> _Your task_
Exactly reproduce each line of the listing that follows.

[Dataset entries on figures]
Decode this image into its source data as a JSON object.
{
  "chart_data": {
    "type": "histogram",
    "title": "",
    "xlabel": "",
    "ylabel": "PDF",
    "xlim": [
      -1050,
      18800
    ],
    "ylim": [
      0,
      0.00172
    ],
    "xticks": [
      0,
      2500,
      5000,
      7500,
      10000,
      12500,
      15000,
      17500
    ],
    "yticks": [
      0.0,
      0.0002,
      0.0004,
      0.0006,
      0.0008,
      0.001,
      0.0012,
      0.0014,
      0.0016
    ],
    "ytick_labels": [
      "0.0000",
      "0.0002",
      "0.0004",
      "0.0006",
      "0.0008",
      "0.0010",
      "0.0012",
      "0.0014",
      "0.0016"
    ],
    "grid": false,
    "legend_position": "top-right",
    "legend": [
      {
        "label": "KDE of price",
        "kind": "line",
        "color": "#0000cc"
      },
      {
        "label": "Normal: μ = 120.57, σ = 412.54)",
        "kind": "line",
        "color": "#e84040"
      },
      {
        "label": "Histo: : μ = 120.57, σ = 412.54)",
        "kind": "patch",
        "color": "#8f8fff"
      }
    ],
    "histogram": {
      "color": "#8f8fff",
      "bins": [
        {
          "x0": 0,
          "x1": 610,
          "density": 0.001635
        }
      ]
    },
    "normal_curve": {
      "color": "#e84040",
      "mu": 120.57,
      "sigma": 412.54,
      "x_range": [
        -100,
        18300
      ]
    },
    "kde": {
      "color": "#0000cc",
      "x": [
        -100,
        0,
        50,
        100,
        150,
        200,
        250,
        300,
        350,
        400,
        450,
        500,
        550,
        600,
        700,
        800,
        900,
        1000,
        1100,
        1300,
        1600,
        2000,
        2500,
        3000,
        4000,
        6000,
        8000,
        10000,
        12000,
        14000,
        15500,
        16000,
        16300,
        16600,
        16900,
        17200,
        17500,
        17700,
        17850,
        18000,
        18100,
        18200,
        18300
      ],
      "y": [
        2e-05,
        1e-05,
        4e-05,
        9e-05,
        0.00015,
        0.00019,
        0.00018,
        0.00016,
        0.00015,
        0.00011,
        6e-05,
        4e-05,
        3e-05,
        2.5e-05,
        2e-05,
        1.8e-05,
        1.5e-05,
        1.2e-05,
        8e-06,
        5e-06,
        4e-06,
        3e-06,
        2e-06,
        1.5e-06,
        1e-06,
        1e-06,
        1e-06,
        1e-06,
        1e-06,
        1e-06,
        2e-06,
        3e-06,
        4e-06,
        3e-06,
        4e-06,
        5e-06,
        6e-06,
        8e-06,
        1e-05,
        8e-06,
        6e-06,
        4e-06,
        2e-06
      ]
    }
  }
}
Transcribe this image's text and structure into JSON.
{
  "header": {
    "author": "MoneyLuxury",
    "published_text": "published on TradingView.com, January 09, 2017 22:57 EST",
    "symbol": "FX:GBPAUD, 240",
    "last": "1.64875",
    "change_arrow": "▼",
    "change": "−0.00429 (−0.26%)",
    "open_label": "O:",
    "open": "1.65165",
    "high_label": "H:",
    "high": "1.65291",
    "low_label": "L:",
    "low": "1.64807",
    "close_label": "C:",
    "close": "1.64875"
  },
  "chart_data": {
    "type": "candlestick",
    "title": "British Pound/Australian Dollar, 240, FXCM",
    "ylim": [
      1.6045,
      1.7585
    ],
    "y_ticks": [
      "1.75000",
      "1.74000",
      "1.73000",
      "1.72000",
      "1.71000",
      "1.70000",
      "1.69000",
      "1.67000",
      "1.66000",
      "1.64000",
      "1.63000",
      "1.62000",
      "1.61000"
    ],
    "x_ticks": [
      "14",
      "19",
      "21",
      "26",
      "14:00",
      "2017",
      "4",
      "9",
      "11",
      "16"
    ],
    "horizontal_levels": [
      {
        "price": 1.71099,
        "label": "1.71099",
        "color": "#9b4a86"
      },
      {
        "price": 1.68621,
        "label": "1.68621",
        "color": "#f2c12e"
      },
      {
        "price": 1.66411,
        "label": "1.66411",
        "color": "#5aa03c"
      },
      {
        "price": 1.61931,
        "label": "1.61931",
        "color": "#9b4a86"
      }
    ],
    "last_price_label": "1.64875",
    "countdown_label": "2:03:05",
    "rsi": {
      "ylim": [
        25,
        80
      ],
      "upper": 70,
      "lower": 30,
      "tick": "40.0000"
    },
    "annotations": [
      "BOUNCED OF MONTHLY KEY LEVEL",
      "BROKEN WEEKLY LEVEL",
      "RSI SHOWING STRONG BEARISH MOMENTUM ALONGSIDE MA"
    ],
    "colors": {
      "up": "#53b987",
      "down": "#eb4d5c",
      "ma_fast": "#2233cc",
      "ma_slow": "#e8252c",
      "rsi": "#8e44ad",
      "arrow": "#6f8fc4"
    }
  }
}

> _Output_
Decode this image into its source data as a JSON object.
{
  "chart_data": {
    "type": "histogram",
    "title": "",
    "xlabel": "",
    "ylabel": "PDF",
    "xlim": [
      -1050,
      18800
    ],
    "ylim": [
      0,
      0.00172
    ],
    "xticks": [
      0,
      2500,
      5000,
      7500,
      10000,
      12500,
      15000,
      17500
    ],
    "yticks": [
      0.0,
      0.0002,
      0.0004,
      0.0006,
      0.0008,
      0.001,
      0.0012,
      0.0014,
      0.0016
    ],
    "ytick_labels": [
      "0.0000",
      "0.0002",
      "0.0004",
      "0.0006",
      "0.0008",
      "0.0010",
      "0.0012",
      "0.0014",
      "0.0016"
    ],
    "grid": false,
    "legend_position": "top-right",
    "legend": [
      {
        "label": "KDE of price",
        "kind": "line",
        "color": "#0000cc"
      },
      {
        "label": "Normal: μ = 120.57, σ = 412.54)",
        "kind": "line",
        "color": "#e84040"
      },
      {
        "label": "Histo: : μ = 120.57, σ = 412.54)",
        "kind": "patch",
        "color": "#8f8fff"
      }
    ],
    "histogram": {
      "color": "#8f8fff",
      "bins": [
        {
          "x0": 0,
          "x1": 610,
          "density": 0.001635
        }
      ]
    },
    "normal_curve": {
      "color": "#e84040",
      "mu": 120.57,
      "sigma": 412.54,
      "x_range": [
        -100,
        18300
      ]
    },
    "kde": {
      "color": "#0000cc",
      "x": [
        -100,
        0,
        50,
        100,
        150,
        200,
        250,
        300,
        350,
        400,
        450,
        500,
        550,
        600,
        700,
        800,
        900,
        1000,
        1100,
        1300,
        1600,
        2000,
        2500,
        3000,
        4000,
        6000,
        8000,
        10000,
        12000,
        14000,
        15500,
        16000,
        16300,
        16600,
        16900,
        17200,
        17500,
        17700,
        17850,
        18000,
        18100,
        18200,
        18300
      ],
      "y": [
        2e-05,
        1e-05,
        4e-05,
        9e-05,
        0.00015,
        0.00019,
        0.00018,
        0.00016,
        0.00015,
        0.00011,
        6e-05,
        4e-05,
        3e-05,
        2.5e-05,
        2e-05,
        1.8e-05,
        1.5e-05,
        1.2e-05,
        8e-06,
        5e-06,
        4e-06,
        3e-06,
        2e-06,
        1.5e-06,
        1e-06,
        1e-06,
        1e-06,
        1e-06,
        1e-06,
        1e-06,
        2e-06,
        3e-06,
        4e-06,
        3e-06,
        4e-06,
        5e-06,
        6e-06,
        8e-06,
        1e-05,
        8e-06,
        6e-06,
        4e-06,
        2e-06
      ]
    }
  }
}
Transcribe this image's text and structure into JSON.
{
  "header": {
    "author": "MoneyLuxury",
    "published_text": "published on TradingView.com, January 09, 2017 22:57 EST",
    "symbol": "FX:GBPAUD, 240",
    "last": "1.64875",
    "change_arrow": "▼",
    "change": "−0.00429 (−0.26%)",
    "open_label": "O:",
    "open": "1.65165",
    "high_label": "H:",
    "high": "1.65291",
    "low_label": "L:",
    "low": "1.64807",
    "close_label": "C:",
    "close": "1.64875"
  },
  "chart_data": {
    "type": "candlestick",
    "title": "British Pound/Australian Dollar, 240, FXCM",
    "ylim": [
      1.6045,
      1.7585
    ],
    "y_ticks": [
      "1.75000",
      "1.74000",
      "1.73000",
      "1.72000",
      "1.71000",
      "1.70000",
      "1.69000",
      "1.67000",
      "1.66000",
      "1.64000",
      "1.63000",
      "1.62000",
      "1.61000"
    ],
    "x_ticks": [
      "14",
      "19",
      "21",
      "26",
      "14:00",
      "2017",
      "4",
      "9",
      "11",
      "16"
    ],
    "horizontal_levels": [
      {
        "price": 1.71099,
        "label": "1.71099",
        "color": "#9b4a86"
      },
      {
        "price": 1.68621,
        "label": "1.68621",
        "color": "#f2c12e"
      },
      {
        "price": 1.66411,
        "label": "1.66411",
        "color": "#5aa03c"
      },
      {
        "price": 1.61931,
        "label": "1.61931",
        "color": "#9b4a86"
      }
    ],
    "last_price_label": "1.64875",
    "countdown_label": "2:03:05",
    "rsi": {
      "ylim": [
        25,
        80
      ],
      "upper": 70,
      "lower": 30,
      "tick": "40.0000"
    },
    "annotations": [
      "BOUNCED OF MONTHLY KEY LEVEL",
      "BROKEN WEEKLY LEVEL",
      "RSI SHOWING STRONG BEARISH MOMENTUM ALONGSIDE MA"
    ],
    "colors": {
      "up": "#53b987",
      "down": "#eb4d5c",
      "ma_fast": "#2233cc",
      "ma_slow": "#e8252c",
      "rsi": "#8e44ad",
      "arrow": "#6f8fc4"
    }
  }
}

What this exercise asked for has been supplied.